▸ What is expected
Scan the lines below; pull out those with "существу".

▸ Records provided
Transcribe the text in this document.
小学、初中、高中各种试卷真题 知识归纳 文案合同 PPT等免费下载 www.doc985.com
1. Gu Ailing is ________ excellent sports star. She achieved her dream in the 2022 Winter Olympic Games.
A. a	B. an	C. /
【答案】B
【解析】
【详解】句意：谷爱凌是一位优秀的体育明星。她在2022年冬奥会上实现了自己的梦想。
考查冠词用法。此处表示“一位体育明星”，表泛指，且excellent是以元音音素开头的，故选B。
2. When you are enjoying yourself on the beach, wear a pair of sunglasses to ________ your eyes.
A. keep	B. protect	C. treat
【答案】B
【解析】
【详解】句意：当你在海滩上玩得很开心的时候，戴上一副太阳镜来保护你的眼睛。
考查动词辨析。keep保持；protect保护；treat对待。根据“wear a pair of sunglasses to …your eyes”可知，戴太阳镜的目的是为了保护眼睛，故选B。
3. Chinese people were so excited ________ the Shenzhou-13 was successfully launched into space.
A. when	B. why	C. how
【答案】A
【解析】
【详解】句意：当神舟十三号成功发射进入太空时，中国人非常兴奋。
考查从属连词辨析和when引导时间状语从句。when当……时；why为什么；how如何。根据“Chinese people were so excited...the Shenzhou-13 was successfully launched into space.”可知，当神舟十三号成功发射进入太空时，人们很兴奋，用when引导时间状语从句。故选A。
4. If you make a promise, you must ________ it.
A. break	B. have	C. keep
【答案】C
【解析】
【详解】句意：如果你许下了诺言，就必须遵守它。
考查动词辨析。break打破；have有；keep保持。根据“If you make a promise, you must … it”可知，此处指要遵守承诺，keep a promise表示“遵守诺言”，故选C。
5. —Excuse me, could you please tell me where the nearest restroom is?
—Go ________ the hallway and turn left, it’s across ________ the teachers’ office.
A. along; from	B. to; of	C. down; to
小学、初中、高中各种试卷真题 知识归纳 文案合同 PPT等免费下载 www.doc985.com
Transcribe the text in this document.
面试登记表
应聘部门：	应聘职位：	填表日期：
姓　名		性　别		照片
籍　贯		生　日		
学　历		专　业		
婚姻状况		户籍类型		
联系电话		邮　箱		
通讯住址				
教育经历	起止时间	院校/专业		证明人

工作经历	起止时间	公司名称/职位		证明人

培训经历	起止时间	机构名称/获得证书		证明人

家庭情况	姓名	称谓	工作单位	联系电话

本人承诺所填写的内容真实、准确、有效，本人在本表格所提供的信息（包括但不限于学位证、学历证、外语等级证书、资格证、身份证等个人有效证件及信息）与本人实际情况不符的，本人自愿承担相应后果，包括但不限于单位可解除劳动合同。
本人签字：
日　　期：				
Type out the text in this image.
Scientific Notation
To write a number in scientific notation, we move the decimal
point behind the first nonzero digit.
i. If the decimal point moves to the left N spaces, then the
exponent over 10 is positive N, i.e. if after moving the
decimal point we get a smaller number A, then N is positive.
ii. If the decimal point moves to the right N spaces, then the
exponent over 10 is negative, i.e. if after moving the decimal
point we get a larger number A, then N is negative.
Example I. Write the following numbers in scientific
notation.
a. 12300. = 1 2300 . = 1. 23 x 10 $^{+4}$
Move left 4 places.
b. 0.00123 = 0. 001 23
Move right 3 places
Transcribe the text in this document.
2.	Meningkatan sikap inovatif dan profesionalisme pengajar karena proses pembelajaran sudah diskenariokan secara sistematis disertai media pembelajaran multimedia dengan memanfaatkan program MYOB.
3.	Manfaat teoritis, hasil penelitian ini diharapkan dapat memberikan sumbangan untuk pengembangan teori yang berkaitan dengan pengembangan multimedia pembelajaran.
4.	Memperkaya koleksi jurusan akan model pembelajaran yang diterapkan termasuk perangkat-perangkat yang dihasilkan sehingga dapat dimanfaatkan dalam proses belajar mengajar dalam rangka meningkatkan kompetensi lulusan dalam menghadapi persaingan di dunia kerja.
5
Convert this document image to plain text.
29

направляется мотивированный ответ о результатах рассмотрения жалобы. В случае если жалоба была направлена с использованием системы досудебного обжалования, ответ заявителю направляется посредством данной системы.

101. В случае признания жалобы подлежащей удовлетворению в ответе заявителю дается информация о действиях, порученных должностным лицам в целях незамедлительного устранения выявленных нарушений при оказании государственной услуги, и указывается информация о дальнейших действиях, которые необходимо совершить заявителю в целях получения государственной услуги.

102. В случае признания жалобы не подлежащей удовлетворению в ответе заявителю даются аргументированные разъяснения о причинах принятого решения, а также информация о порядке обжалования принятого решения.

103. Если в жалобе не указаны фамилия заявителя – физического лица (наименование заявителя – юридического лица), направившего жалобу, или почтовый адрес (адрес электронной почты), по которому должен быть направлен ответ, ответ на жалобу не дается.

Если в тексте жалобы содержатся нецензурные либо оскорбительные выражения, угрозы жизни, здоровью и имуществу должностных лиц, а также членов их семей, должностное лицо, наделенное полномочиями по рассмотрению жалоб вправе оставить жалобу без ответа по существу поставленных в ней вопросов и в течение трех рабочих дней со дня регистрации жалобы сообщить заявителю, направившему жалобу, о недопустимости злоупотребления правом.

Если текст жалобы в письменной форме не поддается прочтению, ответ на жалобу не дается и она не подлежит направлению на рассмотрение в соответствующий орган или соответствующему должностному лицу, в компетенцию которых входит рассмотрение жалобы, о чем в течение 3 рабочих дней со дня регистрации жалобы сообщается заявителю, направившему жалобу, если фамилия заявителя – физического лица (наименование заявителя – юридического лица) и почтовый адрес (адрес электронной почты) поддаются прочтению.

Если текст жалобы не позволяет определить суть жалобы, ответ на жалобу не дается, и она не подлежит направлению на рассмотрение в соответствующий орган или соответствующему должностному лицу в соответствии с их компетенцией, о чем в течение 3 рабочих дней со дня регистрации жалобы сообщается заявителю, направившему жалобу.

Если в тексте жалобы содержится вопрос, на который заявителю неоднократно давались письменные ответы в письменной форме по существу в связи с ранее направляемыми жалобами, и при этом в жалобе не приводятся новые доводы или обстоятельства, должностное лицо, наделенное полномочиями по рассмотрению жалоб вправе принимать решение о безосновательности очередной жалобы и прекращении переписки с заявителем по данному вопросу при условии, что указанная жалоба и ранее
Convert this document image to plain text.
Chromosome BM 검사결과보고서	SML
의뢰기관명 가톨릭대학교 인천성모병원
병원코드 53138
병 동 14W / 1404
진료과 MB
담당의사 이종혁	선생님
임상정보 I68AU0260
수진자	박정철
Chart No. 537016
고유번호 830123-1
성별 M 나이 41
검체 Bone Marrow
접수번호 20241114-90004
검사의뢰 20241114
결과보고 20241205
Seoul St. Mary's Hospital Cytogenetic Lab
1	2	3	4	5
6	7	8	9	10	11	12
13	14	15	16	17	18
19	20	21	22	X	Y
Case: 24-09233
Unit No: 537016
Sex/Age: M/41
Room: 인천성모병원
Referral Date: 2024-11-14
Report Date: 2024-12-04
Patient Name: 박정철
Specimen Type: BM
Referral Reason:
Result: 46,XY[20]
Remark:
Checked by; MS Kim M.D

▸ Written reply
Если в тексте жалобы содержатся нецензурные либо оскорбительные выражения, угрозы жизни, здоровью и имуществу должностных лиц, а также членов их семей, должностное лицо, наделенное полномочиями по рассмотрению жалоб вправе оставить жалобу без ответа по существу поставленных в ней вопросов и в течение трех рабочих дней со дня регистрации жалобы сообщить заявителю, направившему жалобу, о недопустимости злоупотребления правом.
Если в тексте жалобы содержится вопрос, на который заявителю неоднократно давались письменные ответы в письменной форме по существу в связи с ранее направляемыми жалобами, и при этом в жалобе не приводятся новые доводы или обстоятельства, должностное лицо, наделенное полномочиями по рассмотрению жалоб вправе принимать решение о безосновательности очередной жалобы и прекращении переписки с заявителем по данному вопросу при условии, что указанная жалоба и ранее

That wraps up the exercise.